PROVIDED MATERIAL:
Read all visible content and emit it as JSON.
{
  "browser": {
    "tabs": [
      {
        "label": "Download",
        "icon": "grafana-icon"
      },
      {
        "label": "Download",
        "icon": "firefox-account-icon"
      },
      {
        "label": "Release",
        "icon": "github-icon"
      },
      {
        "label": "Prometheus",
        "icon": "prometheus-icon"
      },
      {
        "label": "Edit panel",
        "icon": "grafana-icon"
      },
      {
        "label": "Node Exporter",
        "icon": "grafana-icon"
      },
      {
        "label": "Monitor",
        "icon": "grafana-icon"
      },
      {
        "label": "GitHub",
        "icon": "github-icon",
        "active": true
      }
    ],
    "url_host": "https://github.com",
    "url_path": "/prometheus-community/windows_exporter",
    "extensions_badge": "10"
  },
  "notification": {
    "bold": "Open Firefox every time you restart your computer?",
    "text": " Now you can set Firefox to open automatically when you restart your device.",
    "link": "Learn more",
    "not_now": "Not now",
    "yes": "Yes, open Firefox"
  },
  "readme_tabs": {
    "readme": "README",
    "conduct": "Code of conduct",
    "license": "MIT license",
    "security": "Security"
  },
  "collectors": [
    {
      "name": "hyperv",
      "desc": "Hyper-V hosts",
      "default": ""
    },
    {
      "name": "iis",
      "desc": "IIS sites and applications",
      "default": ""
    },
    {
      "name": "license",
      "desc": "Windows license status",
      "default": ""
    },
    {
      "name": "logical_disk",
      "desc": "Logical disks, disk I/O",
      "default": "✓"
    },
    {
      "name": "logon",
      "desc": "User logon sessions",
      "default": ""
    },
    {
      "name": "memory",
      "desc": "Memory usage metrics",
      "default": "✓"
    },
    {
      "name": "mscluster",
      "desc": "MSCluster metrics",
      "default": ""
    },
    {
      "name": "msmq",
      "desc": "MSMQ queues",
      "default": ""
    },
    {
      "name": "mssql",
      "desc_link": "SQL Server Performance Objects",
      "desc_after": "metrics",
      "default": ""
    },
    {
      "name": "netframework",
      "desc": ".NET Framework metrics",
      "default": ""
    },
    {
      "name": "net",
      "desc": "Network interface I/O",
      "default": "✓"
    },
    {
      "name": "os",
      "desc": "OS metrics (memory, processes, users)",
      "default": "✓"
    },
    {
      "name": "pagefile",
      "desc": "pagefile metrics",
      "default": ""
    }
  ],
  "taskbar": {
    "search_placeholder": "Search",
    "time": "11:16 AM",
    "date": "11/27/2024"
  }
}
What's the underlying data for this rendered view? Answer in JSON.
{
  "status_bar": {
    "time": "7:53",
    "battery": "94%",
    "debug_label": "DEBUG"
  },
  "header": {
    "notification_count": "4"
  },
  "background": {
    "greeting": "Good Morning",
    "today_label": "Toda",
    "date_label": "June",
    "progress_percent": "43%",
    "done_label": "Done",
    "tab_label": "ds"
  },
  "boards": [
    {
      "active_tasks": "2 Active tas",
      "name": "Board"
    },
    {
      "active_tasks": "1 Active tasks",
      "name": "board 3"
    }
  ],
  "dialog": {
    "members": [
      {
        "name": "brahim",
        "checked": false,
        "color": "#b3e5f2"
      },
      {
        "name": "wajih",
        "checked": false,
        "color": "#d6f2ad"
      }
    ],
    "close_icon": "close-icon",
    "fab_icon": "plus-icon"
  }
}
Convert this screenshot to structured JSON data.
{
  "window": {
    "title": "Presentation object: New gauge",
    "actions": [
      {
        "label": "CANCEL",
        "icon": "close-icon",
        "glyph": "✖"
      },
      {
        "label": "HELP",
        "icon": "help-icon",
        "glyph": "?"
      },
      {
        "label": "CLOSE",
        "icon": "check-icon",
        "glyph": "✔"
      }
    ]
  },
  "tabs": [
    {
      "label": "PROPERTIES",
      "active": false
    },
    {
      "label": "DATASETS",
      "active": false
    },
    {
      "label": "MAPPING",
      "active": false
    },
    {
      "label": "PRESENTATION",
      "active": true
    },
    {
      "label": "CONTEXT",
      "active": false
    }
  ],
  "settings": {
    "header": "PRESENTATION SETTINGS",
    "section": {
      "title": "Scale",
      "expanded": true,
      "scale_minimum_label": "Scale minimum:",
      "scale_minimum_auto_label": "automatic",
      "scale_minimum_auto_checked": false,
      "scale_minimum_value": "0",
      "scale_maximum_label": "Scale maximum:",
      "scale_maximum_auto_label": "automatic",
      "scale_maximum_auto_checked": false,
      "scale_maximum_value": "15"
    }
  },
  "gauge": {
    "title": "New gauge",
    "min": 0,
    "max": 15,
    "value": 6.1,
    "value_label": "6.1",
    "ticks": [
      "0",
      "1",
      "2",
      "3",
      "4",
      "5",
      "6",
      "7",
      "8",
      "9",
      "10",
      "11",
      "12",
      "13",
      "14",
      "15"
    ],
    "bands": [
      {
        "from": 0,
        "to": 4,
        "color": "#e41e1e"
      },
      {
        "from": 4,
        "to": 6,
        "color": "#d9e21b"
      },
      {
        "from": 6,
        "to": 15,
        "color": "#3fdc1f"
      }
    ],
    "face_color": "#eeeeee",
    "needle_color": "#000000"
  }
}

THE TASK:
All of the material must be reproduced exactly.

THE OUTPUT:
Read all visible content and emit it as JSON.
{
  "browser": {
    "tabs": [
      {
        "label": "Download",
        "icon": "grafana-icon"
      },
      {
        "label": "Download",
        "icon": "firefox-account-icon"
      },
      {
        "label": "Release",
        "icon": "github-icon"
      },
      {
        "label": "Prometheus",
        "icon": "prometheus-icon"
      },
      {
        "label": "Edit panel",
        "icon": "grafana-icon"
      },
      {
        "label": "Node Exporter",
        "icon": "grafana-icon"
      },
      {
        "label": "Monitor",
        "icon": "grafana-icon"
      },
      {
        "label": "GitHub",
        "icon": "github-icon",
        "active": true
      }
    ],
    "url_host": "https://github.com",
    "url_path": "/prometheus-community/windows_exporter",
    "extensions_badge": "10"
  },
  "notification": {
    "bold": "Open Firefox every time you restart your computer?",
    "text": " Now you can set Firefox to open automatically when you restart your device.",
    "link": "Learn more",
    "not_now": "Not now",
    "yes": "Yes, open Firefox"
  },
  "readme_tabs": {
    "readme": "README",
    "conduct": "Code of conduct",
    "license": "MIT license",
    "security": "Security"
  },
  "collectors": [
    {
      "name": "hyperv",
      "desc": "Hyper-V hosts",
      "default": ""
    },
    {
      "name": "iis",
      "desc": "IIS sites and applications",
      "default": ""
    },
    {
      "name": "license",
      "desc": "Windows license status",
      "default": ""
    },
    {
      "name": "logical_disk",
      "desc": "Logical disks, disk I/O",
      "default": "✓"
    },
    {
      "name": "logon",
      "desc": "User logon sessions",
      "default": ""
    },
    {
      "name": "memory",
      "desc": "Memory usage metrics",
      "default": "✓"
    },
    {
      "name": "mscluster",
      "desc": "MSCluster metrics",
      "default": ""
    },
    {
      "name": "msmq",
      "desc": "MSMQ queues",
      "default": ""
    },
    {
      "name": "mssql",
      "desc_link": "SQL Server Performance Objects",
      "desc_after": "metrics",
      "default": ""
    },
    {
      "name": "netframework",
      "desc": ".NET Framework metrics",
      "default": ""
    },
    {
      "name": "net",
      "desc": "Network interface I/O",
      "default": "✓"
    },
    {
      "name": "os",
      "desc": "OS metrics (memory, processes, users)",
      "default": "✓"
    },
    {
      "name": "pagefile",
      "desc": "pagefile metrics",
      "default": ""
    }
  ],
  "taskbar": {
    "search_placeholder": "Search",
    "time": "11:16 AM",
    "date": "11/27/2024"
  }
}
What's the underlying data for this rendered view? Answer in JSON.
{
  "status_bar": {
    "time": "7:53",
    "battery": "94%",
    "debug_label": "DEBUG"
  },
  "header": {
    "notification_count": "4"
  },
  "background": {
    "greeting": "Good Morning",
    "today_label": "Toda",
    "date_label": "June",
    "progress_percent": "43%",
    "done_label": "Done",
    "tab_label": "ds"
  },
  "boards": [
    {
      "active_tasks": "2 Active tas",
      "name": "Board"
    },
    {
      "active_tasks": "1 Active tasks",
      "name": "board 3"
    }
  ],
  "dialog": {
    "members": [
      {
        "name": "brahim",
        "checked": false,
        "color": "#b3e5f2"
      },
      {
        "name": "wajih",
        "checked": false,
        "color": "#d6f2ad"
      }
    ],
    "close_icon": "close-icon",
    "fab_icon": "plus-icon"
  }
}
Convert this screenshot to structured JSON data.
{
  "window": {
    "title": "Presentation object: New gauge",
    "actions": [
      {
        "label": "CANCEL",
        "icon": "close-icon",
        "glyph": "✖"
      },
      {
        "label": "HELP",
        "icon": "help-icon",
        "glyph": "?"
      },
      {
        "label": "CLOSE",
        "icon": "check-icon",
        "glyph": "✔"
      }
    ]
  },
  "tabs": [
    {
      "label": "PROPERTIES",
      "active": false
    },
    {
      "label": "DATASETS",
      "active": false
    },
    {
      "label": "MAPPING",
      "active": false
    },
    {
      "label": "PRESENTATION",
      "active": true
    },
    {
      "label": "CONTEXT",
      "active": false
    }
  ],
  "settings": {
    "header": "PRESENTATION SETTINGS",
    "section": {
      "title": "Scale",
      "expanded": true,
      "scale_minimum_label": "Scale minimum:",
      "scale_minimum_auto_label": "automatic",
      "scale_minimum_auto_checked": false,
      "scale_minimum_value": "0",
      "scale_maximum_label": "Scale maximum:",
      "scale_maximum_auto_label": "automatic",
      "scale_maximum_auto_checked": false,
      "scale_maximum_value": "15"
    }
  },
  "gauge": {
    "title": "New gauge",
    "min": 0,
    "max": 15,
    "value": 6.1,
    "value_label": "6.1",
    "ticks": [
      "0",
      "1",
      "2",
      "3",
      "4",
      "5",
      "6",
      "7",
      "8",
      "9",
      "10",
      "11",
      "12",
      "13",
      "14",
      "15"
    ],
    "bands": [
      {
        "from": 0,
        "to": 4,
        "color": "#e41e1e"
      },
      {
        "from": 4,
        "to": 6,
        "color": "#d9e21b"
      },
      {
        "from": 6,
        "to": 15,
        "color": "#3fdc1f"
      }
    ],
    "face_color": "#eeeeee",
    "needle_color": "#000000"
  }
}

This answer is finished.